* Set task: Send back all the data below, exactly as given.

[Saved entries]
=-=-=-=-=

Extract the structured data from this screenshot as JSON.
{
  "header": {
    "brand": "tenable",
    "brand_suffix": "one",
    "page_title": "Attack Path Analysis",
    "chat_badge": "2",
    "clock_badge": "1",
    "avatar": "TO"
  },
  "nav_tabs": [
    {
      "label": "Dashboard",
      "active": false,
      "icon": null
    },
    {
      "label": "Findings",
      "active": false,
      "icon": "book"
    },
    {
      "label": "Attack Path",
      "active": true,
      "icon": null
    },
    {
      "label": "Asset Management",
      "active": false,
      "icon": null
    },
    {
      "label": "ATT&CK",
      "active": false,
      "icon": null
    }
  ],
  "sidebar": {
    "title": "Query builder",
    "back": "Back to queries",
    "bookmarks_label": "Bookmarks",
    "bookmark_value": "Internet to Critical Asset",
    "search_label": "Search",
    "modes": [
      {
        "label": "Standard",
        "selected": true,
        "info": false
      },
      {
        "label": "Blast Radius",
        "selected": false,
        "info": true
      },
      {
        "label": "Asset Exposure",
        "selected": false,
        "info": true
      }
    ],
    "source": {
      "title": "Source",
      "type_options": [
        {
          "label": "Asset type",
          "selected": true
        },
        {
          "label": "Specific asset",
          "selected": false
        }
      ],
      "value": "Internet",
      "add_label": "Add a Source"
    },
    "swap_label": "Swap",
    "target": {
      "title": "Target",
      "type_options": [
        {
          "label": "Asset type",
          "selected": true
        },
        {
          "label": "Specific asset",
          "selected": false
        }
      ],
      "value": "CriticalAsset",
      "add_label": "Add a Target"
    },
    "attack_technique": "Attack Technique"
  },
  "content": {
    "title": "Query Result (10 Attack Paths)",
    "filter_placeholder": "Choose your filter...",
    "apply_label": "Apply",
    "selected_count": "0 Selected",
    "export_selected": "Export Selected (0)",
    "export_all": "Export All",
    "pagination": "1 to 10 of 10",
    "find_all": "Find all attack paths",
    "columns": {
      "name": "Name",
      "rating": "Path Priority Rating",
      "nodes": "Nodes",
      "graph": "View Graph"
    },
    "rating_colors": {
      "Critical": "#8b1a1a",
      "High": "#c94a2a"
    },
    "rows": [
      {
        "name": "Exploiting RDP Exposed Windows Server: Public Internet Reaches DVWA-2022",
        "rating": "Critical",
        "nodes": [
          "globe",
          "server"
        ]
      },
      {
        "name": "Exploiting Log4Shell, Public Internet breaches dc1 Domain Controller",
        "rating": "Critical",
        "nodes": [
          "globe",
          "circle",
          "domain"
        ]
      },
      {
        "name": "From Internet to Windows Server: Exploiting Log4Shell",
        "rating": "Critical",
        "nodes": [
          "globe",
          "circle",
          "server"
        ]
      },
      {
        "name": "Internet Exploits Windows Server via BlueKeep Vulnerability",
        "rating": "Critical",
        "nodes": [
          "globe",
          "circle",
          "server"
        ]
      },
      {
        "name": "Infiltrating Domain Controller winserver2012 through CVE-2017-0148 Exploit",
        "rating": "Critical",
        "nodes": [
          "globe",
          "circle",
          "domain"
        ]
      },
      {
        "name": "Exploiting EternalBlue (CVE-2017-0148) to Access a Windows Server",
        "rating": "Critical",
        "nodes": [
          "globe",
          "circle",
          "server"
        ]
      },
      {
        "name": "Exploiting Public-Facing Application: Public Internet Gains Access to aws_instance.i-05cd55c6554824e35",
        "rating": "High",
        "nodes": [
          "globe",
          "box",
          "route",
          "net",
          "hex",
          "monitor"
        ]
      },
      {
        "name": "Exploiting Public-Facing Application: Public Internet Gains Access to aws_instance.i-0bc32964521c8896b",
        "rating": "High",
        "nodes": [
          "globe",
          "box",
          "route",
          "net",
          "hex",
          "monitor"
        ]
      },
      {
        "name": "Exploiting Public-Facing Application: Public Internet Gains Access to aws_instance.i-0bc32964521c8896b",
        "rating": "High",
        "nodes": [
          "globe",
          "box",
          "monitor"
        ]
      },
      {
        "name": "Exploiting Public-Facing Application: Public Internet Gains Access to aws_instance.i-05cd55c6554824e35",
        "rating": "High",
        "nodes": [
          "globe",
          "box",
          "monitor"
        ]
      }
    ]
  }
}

=-=-=-=-=

* Reply to the exercise:
Extract the structured data from this screenshot as JSON.
{
  "header": {
    "brand": "tenable",
    "brand_suffix": "one",
    "page_title": "Attack Path Analysis",
    "chat_badge": "2",
    "clock_badge": "1",
    "avatar": "TO"
  },
  "nav_tabs": [
    {
      "label": "Dashboard",
      "active": false,
      "icon": null
    },
    {
      "label": "Findings",
      "active": false,
      "icon": "book"
    },
    {
      "label": "Attack Path",
      "active": true,
      "icon": null
    },
    {
      "label": "Asset Management",
      "active": false,
      "icon": null
    },
    {
      "label": "ATT&CK",
      "active": false,
      "icon": null
    }
  ],
  "sidebar": {
    "title": "Query builder",
    "back": "Back to queries",
    "bookmarks_label": "Bookmarks",
    "bookmark_value": "Internet to Critical Asset",
    "search_label": "Search",
    "modes": [
      {
        "label": "Standard",
        "selected": true,
        "info": false
      },
      {
        "label": "Blast Radius",
        "selected": false,
        "info": true
      },
      {
        "label": "Asset Exposure",
        "selected": false,
        "info": true
      }
    ],
    "source": {
      "title": "Source",
      "type_options": [
        {
          "label": "Asset type",
          "selected": true
        },
        {
          "label": "Specific asset",
          "selected": false
        }
      ],
      "value": "Internet",
      "add_label": "Add a Source"
    },
    "swap_label": "Swap",
    "target": {
      "title": "Target",
      "type_options": [
        {
          "label": "Asset type",
          "selected": true
        },
        {
          "label": "Specific asset",
          "selected": false
        }
      ],
      "value": "CriticalAsset",
      "add_label": "Add a Target"
    },
    "attack_technique": "Attack Technique"
  },
  "content": {
    "title": "Query Result (10 Attack Paths)",
    "filter_placeholder": "Choose your filter...",
    "apply_label": "Apply",
    "selected_count": "0 Selected",
    "export_selected": "Export Selected (0)",
    "export_all": "Export All",
    "pagination": "1 to 10 of 10",
    "find_all": "Find all attack paths",
    "columns": {
      "name": "Name",
      "rating": "Path Priority Rating",
      "nodes": "Nodes",
      "graph": "View Graph"
    },
    "rating_colors": {
      "Critical": "#8b1a1a",
      "High": "#c94a2a"
    },
    "rows": [
      {
        "name": "Exploiting RDP Exposed Windows Server: Public Internet Reaches DVWA-2022",
        "rating": "Critical",
        "nodes": [
          "globe",
          "server"
        ]
      },
      {
        "name": "Exploiting Log4Shell, Public Internet breaches dc1 Domain Controller",
        "rating": "Critical",
        "nodes": [
          "globe",
          "circle",
          "domain"
        ]
      },
      {
        "name": "From Internet to Windows Server: Exploiting Log4Shell",
        "rating": "Critical",
        "nodes": [
          "globe",
          "circle",
          "server"
        ]
      },
      {
        "name": "Internet Exploits Windows Server via BlueKeep Vulnerability",
        "rating": "Critical",
        "nodes": [
          "globe",
          "circle",
          "server"
        ]
      },
      {
        "name": "Infiltrating Domain Controller winserver2012 through CVE-2017-0148 Exploit",
        "rating": "Critical",
        "nodes": [
          "globe",
          "circle",
          "domain"
        ]
      },
      {
        "name": "Exploiting EternalBlue (CVE-2017-0148) to Access a Windows Server",
        "rating": "Critical",
        "nodes": [
          "globe",
          "circle",
          "server"
        ]
      },
      {
        "name": "Exploiting Public-Facing Application: Public Internet Gains Access to aws_instance.i-05cd55c6554824e35",
        "rating": "High",
        "nodes": [
          "globe",
          "box",
          "route",
          "net",
          "hex",
          "monitor"
        ]
      },
      {
        "name": "Exploiting Public-Facing Application: Public Internet Gains Access to aws_instance.i-0bc32964521c8896b",
        "rating": "High",
        "nodes": [
          "globe",
          "box",
          "route",
          "net",
          "hex",
          "monitor"
        ]
      },
      {
        "name": "Exploiting Public-Facing Application: Public Internet Gains Access to aws_instance.i-0bc32964521c8896b",
        "rating": "High",
        "nodes": [
          "globe",
          "box",
          "monitor"
        ]
      },
      {
        "name": "Exploiting Public-Facing Application: Public Internet Gains Access to aws_instance.i-05cd55c6554824e35",
        "rating": "High",
        "nodes": [
          "globe",
          "box",
          "monitor"
        ]
      }
    ]
  }
}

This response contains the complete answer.